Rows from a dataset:
——

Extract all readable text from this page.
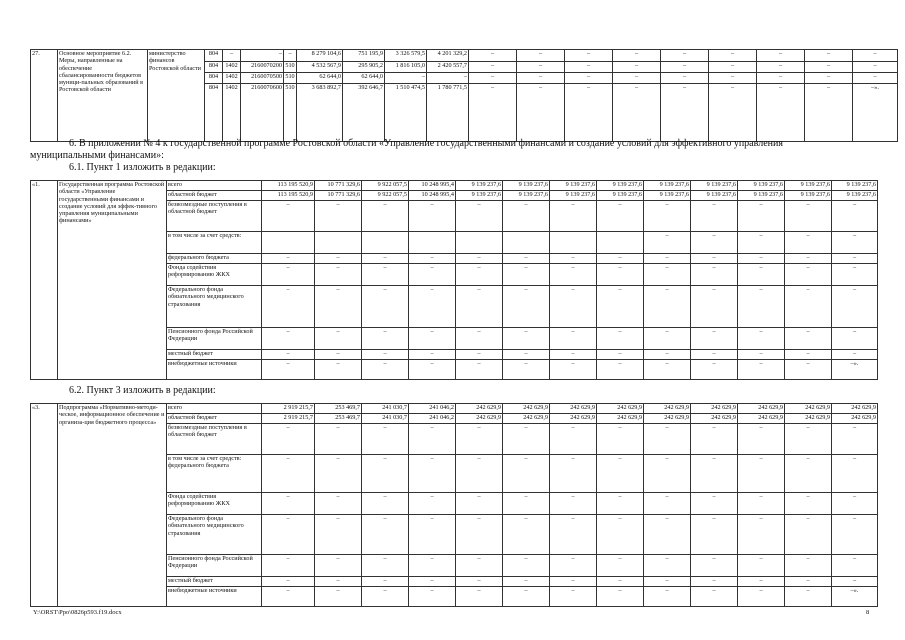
27.	Основное мероприятие 6.2. Меры, направленные на обеспечение сбалансированности бюджетов муници-пальных образований в Ростовской области	министерство финансов Ростовской области	804	–	–	–	8 279 104,6	751 195,9	3 326 579,5	4 201 329,2	–	–	–	–	–	–	–	–	–
			804	1402	2160070200	510	4 532 567,9	295 905,2	1 816 105,0	2 420 557,7	–	–	–	–	–	–	–	–	–
			804	1402	2160070500	510	62 644,0	62 644,0	–	–	–	–	–	–	–	–	–	–	–
			804	1402	2160070600	510	3 683 892,7	392 646,7	1 510 474,5	1 780 771,5	–	–	–	–	–	–	–	–	–».
6. В приложении № 4 к государственной программе Ростовской области «Управление государственными финансами и создание условий для эффективного управления
муниципальными финансами»:
6.1. Пункт 1 изложить в редакции:
«1.	Государственная программа Ростовской области «Управление государственными финансами и создание условий для эффек-тивного управления муниципальными финансами»	всего	113 195 520,9	10 771 329,6	9 922 057,5	10 248 995,4	9 139 237,6	9 139 237,6	9 139 237,6	9 139 237,6	9 139 237,6	9 139 237,6	9 139 237,6	9 139 237,6	9 139 237,6
		областной бюджет	113 195 520,9	10 771 329,6	9 922 057,5	10 248 995,4	9 139 237,6	9 139 237,6	9 139 237,6	9 139 237,6	9 139 237,6	9 139 237,6	9 139 237,6	9 139 237,6	9 139 237,6
		безвозмездные поступления в областной бюджет	–	–	–	–	–	–	–	–	–	–	–	–	–
		в том числе за счет средств:									–	–	–	–	–
		федерального бюджета	–	–	–	–	–	–	–	–	–	–	–	–	–
		Фонда содействия реформированию ЖКХ	–	–	–	–	–	–	–	–	–	–	–	–	–
		Федерального фонда обязательного медицинского страхования	–	–	–	–	–	–	–	–	–	–	–	–	–
		Пенсионного фонда Российской Федерации	–	–	–	–	–	–	–	–	–	–	–	–	–
		местный бюджет	–	–	–	–	–	–	–	–	–	–	–	–	–
		внебюджетные источники	–	–	–	–	–	–	–	–	–	–	–	–	–».
6.2. Пункт 3 изложить в редакции:
«3.	Подпрограмма «Нормативно-методи-ческое, информационное обеспечение и организа-ция бюджетного процесса»	всего	2 919 215,7	253 469,7	241 030,7	241 046,2	242 629,9	242 629,9	242 629,9	242 629,9	242 629,9	242 629,9	242 629,9	242 629,9	242 629,9
		областной бюджет	2 919 215,7	253 469,7	241 030,7	241 046,2	242 629,9	242 629,9	242 629,9	242 629,9	242 629,9	242 629,9	242 629,9	242 629,9	242 629,9
		безвозмездные поступления в областной бюджет	–	–	–	–	–	–	–	–	–	–	–	–	–
		в том числе за счет средств: федерального бюджета	–	–	–	–	–	–	–	–	–	–	–	–	–
		Фонда содействия реформированию ЖКХ	–	–	–	–	–	–	–	–	–	–	–	–	–
		Федерального фонда обязательного медицинского страхования	–	–	–	–	–	–	–	–	–	–	–	–	–
		Пенсионного фонда Российской Федерации	–	–	–	–	–	–	–	–	–	–	–	–	–
		местный бюджет	–	–	–	–	–	–	–	–	–	–	–	–	–
		внебюджетные источники	–	–	–	–	–	–	–	–	–	–	–	–	–».
Y:\ORST\Ppo\0826p593.f19.docx	8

——

Repeat verbatim all the material, but not the pictures.

Extract all readable text from this page.
27.	Основное мероприятие 6.2. Меры, направленные на обеспечение сбалансированности бюджетов муници-пальных образований в Ростовской области	министерство финансов Ростовской области	804	–	–	–	8 279 104,6	751 195,9	3 326 579,5	4 201 329,2	–	–	–	–	–	–	–	–	–
			804	1402	2160070200	510	4 532 567,9	295 905,2	1 816 105,0	2 420 557,7	–	–	–	–	–	–	–	–	–
			804	1402	2160070500	510	62 644,0	62 644,0	–	–	–	–	–	–	–	–	–	–	–
			804	1402	2160070600	510	3 683 892,7	392 646,7	1 510 474,5	1 780 771,5	–	–	–	–	–	–	–	–	–».
6. В приложении № 4 к государственной программе Ростовской области «Управление государственными финансами и создание условий для эффективного управления
муниципальными финансами»:
6.1. Пункт 1 изложить в редакции:
«1.	Государственная программа Ростовской области «Управление государственными финансами и создание условий для эффек-тивного управления муниципальными финансами»	всего	113 195 520,9	10 771 329,6	9 922 057,5	10 248 995,4	9 139 237,6	9 139 237,6	9 139 237,6	9 139 237,6	9 139 237,6	9 139 237,6	9 139 237,6	9 139 237,6	9 139 237,6
		областной бюджет	113 195 520,9	10 771 329,6	9 922 057,5	10 248 995,4	9 139 237,6	9 139 237,6	9 139 237,6	9 139 237,6	9 139 237,6	9 139 237,6	9 139 237,6	9 139 237,6	9 139 237,6
		безвозмездные поступления в областной бюджет	–	–	–	–	–	–	–	–	–	–	–	–	–
		в том числе за счет средств:									–	–	–	–	–
		федерального бюджета	–	–	–	–	–	–	–	–	–	–	–	–	–
		Фонда содействия реформированию ЖКХ	–	–	–	–	–	–	–	–	–	–	–	–	–
		Федерального фонда обязательного медицинского страхования	–	–	–	–	–	–	–	–	–	–	–	–	–
		Пенсионного фонда Российской Федерации	–	–	–	–	–	–	–	–	–	–	–	–	–
		местный бюджет	–	–	–	–	–	–	–	–	–	–	–	–	–
		внебюджетные источники	–	–	–	–	–	–	–	–	–	–	–	–	–».
6.2. Пункт 3 изложить в редакции:
«3.	Подпрограмма «Нормативно-методи-ческое, информационное обеспечение и организа-ция бюджетного процесса»	всего	2 919 215,7	253 469,7	241 030,7	241 046,2	242 629,9	242 629,9	242 629,9	242 629,9	242 629,9	242 629,9	242 629,9	242 629,9	242 629,9
		областной бюджет	2 919 215,7	253 469,7	241 030,7	241 046,2	242 629,9	242 629,9	242 629,9	242 629,9	242 629,9	242 629,9	242 629,9	242 629,9	242 629,9
		безвозмездные поступления в областной бюджет	–	–	–	–	–	–	–	–	–	–	–	–	–
		в том числе за счет средств: федерального бюджета	–	–	–	–	–	–	–	–	–	–	–	–	–
		Фонда содействия реформированию ЖКХ	–	–	–	–	–	–	–	–	–	–	–	–	–
		Федерального фонда обязательного медицинского страхования	–	–	–	–	–	–	–	–	–	–	–	–	–
		Пенсионного фонда Российской Федерации	–	–	–	–	–	–	–	–	–	–	–	–	–
		местный бюджет	–	–	–	–	–	–	–	–	–	–	–	–	–
		внебюджетные источники	–	–	–	–	–	–	–	–	–	–	–	–	–».
Y:\ORST\Ppo\0826p593.f19.docx	8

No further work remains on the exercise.